## What is expected
Reply with one number: the count of lines in the records below that hold "государственной".

** START OF Dataset rows **

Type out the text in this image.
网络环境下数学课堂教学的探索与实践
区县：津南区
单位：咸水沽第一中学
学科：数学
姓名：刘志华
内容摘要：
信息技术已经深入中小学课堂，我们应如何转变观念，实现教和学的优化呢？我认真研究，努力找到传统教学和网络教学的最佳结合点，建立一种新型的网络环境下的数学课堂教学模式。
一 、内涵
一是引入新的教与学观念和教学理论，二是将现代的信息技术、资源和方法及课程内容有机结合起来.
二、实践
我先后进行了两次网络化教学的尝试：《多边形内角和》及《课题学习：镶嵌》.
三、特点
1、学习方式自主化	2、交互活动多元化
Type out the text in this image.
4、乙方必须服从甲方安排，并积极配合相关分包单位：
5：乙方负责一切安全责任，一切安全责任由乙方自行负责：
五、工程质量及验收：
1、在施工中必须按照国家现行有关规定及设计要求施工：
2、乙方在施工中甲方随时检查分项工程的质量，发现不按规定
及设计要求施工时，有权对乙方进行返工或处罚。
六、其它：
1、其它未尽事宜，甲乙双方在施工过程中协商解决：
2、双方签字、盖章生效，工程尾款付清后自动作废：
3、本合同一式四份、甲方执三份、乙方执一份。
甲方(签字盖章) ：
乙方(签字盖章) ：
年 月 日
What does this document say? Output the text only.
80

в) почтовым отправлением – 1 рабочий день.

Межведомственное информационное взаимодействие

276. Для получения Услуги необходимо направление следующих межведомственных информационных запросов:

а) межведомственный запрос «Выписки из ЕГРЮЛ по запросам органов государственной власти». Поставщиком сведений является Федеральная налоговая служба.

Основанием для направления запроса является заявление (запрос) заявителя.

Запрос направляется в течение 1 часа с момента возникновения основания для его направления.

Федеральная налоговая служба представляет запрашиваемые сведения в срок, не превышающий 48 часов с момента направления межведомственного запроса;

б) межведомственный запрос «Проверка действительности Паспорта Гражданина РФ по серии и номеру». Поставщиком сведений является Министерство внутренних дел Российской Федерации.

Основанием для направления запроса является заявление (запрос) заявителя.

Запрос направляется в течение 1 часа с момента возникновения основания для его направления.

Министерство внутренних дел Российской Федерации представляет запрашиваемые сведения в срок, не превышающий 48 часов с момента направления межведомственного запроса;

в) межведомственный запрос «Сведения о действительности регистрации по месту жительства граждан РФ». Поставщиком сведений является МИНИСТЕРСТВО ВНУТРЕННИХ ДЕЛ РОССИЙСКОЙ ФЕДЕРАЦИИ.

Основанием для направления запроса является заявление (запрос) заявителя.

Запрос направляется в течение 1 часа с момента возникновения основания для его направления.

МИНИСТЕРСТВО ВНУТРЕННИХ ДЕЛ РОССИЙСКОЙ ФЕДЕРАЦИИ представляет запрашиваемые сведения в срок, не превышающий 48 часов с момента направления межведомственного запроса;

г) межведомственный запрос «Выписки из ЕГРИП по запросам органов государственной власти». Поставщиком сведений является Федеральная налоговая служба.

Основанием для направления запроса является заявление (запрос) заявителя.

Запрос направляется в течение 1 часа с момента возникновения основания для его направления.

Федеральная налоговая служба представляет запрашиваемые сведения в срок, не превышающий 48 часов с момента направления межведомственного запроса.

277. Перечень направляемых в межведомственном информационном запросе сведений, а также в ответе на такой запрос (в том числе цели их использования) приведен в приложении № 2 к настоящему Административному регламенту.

** END OF Dataset rows **

## Task result
2